*Requirement*
Report how many lines in the records below contain the word "error". Give only the number.

*Available records*
......

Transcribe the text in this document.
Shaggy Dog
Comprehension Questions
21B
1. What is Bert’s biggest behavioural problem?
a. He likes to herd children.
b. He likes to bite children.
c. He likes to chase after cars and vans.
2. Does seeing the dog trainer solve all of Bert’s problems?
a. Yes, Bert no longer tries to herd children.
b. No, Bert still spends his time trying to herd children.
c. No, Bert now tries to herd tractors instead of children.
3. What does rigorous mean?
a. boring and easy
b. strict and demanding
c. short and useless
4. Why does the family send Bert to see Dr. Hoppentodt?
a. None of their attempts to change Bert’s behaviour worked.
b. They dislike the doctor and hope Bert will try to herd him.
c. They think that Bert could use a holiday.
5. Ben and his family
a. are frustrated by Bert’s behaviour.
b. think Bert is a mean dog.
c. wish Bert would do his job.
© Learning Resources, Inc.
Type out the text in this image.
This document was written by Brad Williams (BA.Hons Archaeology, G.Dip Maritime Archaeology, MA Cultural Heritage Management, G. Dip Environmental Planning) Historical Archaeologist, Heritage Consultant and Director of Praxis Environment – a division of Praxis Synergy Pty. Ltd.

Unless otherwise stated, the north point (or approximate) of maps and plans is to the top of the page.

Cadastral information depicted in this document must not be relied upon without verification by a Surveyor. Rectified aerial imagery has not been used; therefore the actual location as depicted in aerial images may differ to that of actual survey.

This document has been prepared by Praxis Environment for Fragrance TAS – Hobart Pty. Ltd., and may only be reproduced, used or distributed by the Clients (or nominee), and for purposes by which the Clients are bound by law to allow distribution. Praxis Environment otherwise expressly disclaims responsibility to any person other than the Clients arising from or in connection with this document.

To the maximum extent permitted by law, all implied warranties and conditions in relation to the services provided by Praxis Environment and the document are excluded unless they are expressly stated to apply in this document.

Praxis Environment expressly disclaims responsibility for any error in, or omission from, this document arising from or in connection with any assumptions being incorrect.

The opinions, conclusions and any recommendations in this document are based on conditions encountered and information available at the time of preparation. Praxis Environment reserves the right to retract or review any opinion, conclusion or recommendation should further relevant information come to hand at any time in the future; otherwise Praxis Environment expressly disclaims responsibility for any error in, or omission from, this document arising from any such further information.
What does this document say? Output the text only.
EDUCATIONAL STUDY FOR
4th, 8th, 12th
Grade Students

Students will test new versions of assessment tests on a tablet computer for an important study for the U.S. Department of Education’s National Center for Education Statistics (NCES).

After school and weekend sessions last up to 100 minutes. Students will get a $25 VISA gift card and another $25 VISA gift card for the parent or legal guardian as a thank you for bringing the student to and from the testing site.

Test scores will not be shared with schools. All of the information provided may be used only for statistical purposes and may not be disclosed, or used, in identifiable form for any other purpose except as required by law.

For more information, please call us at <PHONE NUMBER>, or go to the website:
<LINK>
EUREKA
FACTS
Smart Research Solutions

......

*Worked answer*
2